--- Records provided ---

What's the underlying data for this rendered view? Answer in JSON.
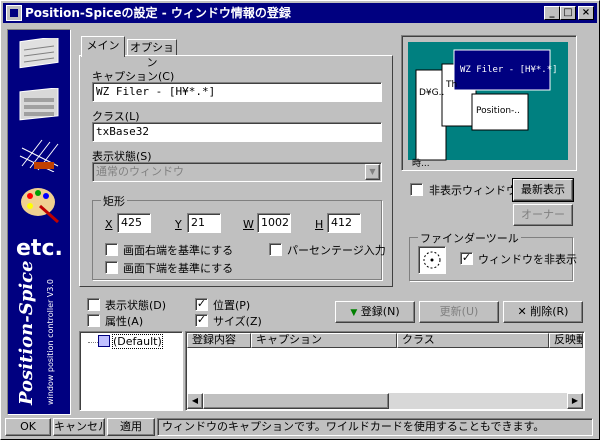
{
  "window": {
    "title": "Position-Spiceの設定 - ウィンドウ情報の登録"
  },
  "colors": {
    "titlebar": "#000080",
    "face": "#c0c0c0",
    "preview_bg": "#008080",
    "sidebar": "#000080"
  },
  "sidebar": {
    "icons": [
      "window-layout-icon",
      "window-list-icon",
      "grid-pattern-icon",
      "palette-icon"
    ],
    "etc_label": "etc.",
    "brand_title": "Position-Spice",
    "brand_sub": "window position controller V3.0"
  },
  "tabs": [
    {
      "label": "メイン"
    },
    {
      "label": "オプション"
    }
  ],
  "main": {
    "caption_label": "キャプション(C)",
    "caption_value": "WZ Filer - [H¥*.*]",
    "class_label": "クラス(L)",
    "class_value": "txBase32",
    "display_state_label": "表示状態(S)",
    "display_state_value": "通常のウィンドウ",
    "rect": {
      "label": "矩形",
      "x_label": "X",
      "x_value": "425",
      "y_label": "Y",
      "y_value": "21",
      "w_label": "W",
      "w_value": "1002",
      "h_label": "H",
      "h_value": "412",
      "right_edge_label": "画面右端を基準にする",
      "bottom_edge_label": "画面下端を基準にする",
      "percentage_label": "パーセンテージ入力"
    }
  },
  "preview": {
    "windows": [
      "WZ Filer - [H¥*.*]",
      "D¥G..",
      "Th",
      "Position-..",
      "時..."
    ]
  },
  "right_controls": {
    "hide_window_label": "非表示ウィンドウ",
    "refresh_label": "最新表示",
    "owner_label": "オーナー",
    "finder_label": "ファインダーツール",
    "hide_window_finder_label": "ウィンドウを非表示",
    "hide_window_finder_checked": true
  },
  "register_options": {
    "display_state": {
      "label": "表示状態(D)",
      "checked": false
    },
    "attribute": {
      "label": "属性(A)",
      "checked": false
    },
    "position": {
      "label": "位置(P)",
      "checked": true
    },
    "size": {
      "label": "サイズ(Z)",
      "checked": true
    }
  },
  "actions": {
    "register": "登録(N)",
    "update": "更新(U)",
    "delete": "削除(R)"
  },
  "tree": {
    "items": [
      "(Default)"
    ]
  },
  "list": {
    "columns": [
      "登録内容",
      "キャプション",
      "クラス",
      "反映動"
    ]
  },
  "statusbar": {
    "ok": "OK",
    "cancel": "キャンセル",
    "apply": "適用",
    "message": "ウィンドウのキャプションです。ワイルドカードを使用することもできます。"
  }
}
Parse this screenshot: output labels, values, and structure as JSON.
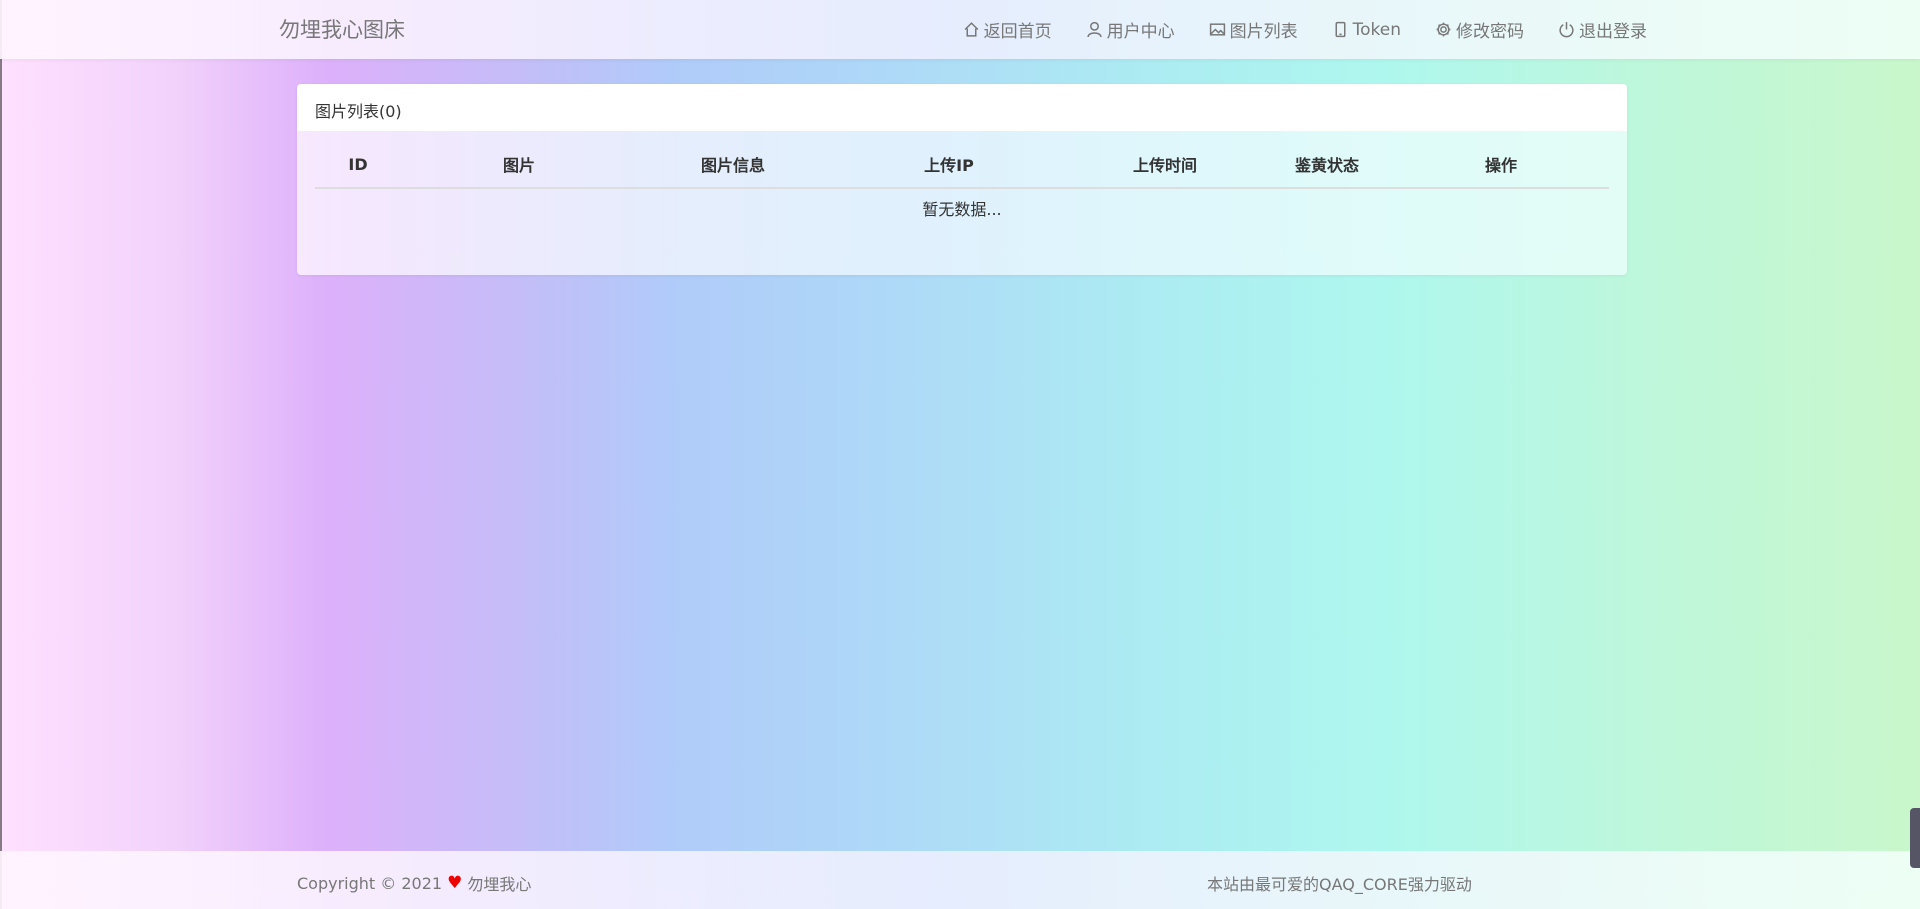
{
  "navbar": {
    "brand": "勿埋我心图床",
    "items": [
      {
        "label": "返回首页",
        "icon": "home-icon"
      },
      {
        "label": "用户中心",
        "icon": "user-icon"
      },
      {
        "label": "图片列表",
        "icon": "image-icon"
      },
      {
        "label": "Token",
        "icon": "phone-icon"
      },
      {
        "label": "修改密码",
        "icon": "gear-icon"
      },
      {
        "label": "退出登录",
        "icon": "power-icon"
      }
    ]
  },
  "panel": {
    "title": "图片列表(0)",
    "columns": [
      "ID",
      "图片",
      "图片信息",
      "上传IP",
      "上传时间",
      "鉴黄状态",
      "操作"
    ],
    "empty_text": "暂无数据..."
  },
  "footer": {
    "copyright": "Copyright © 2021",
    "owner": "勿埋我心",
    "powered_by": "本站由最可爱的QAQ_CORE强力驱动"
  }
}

---

▶ _What is asked_: Quote every record above exactly, leaving out any pictures.

▶ _Full answer_:
What's the underlying data for this rendered view? Answer in JSON.
{
  "window": {
    "title": "Position-Spiceの設定 - ウィンドウ情報の登録"
  },
  "colors": {
    "titlebar": "#000080",
    "face": "#c0c0c0",
    "preview_bg": "#008080",
    "sidebar": "#000080"
  },
  "sidebar": {
    "icons": [
      "window-layout-icon",
      "window-list-icon",
      "grid-pattern-icon",
      "palette-icon"
    ],
    "etc_label": "etc.",
    "brand_title": "Position-Spice",
    "brand_sub": "window position controller V3.0"
  },
  "tabs": [
    {
      "label": "メイン"
    },
    {
      "label": "オプション"
    }
  ],
  "main": {
    "caption_label": "キャプション(C)",
    "caption_value": "WZ Filer - [H¥*.*]",
    "class_label": "クラス(L)",
    "class_value": "txBase32",
    "display_state_label": "表示状態(S)",
    "display_state_value": "通常のウィンドウ",
    "rect": {
      "label": "矩形",
      "x_label": "X",
      "x_value": "425",
      "y_label": "Y",
      "y_value": "21",
      "w_label": "W",
      "w_value": "1002",
      "h_label": "H",
      "h_value": "412",
      "right_edge_label": "画面右端を基準にする",
      "bottom_edge_label": "画面下端を基準にする",
      "percentage_label": "パーセンテージ入力"
    }
  },
  "preview": {
    "windows": [
      "WZ Filer - [H¥*.*]",
      "D¥G..",
      "Th",
      "Position-..",
      "時..."
    ]
  },
  "right_controls": {
    "hide_window_label": "非表示ウィンドウ",
    "refresh_label": "最新表示",
    "owner_label": "オーナー",
    "finder_label": "ファインダーツール",
    "hide_window_finder_label": "ウィンドウを非表示",
    "hide_window_finder_checked": true
  },
  "register_options": {
    "display_state": {
      "label": "表示状態(D)",
      "checked": false
    },
    "attribute": {
      "label": "属性(A)",
      "checked": false
    },
    "position": {
      "label": "位置(P)",
      "checked": true
    },
    "size": {
      "label": "サイズ(Z)",
      "checked": true
    }
  },
  "actions": {
    "register": "登録(N)",
    "update": "更新(U)",
    "delete": "削除(R)"
  },
  "tree": {
    "items": [
      "(Default)"
    ]
  },
  "list": {
    "columns": [
      "登録内容",
      "キャプション",
      "クラス",
      "反映動"
    ]
  },
  "statusbar": {
    "ok": "OK",
    "cancel": "キャンセル",
    "apply": "適用",
    "message": "ウィンドウのキャプションです。ワイルドカードを使用することもできます。"
  }
}
Parse this screenshot: output labels, values, and structure as JSON.
{
  "navbar": {
    "brand": "勿埋我心图床",
    "items": [
      {
        "label": "返回首页",
        "icon": "home-icon"
      },
      {
        "label": "用户中心",
        "icon": "user-icon"
      },
      {
        "label": "图片列表",
        "icon": "image-icon"
      },
      {
        "label": "Token",
        "icon": "phone-icon"
      },
      {
        "label": "修改密码",
        "icon": "gear-icon"
      },
      {
        "label": "退出登录",
        "icon": "power-icon"
      }
    ]
  },
  "panel": {
    "title": "图片列表(0)",
    "columns": [
      "ID",
      "图片",
      "图片信息",
      "上传IP",
      "上传时间",
      "鉴黄状态",
      "操作"
    ],
    "empty_text": "暂无数据..."
  },
  "footer": {
    "copyright": "Copyright © 2021",
    "owner": "勿埋我心",
    "powered_by": "本站由最可爱的QAQ_CORE强力驱动"
  }
}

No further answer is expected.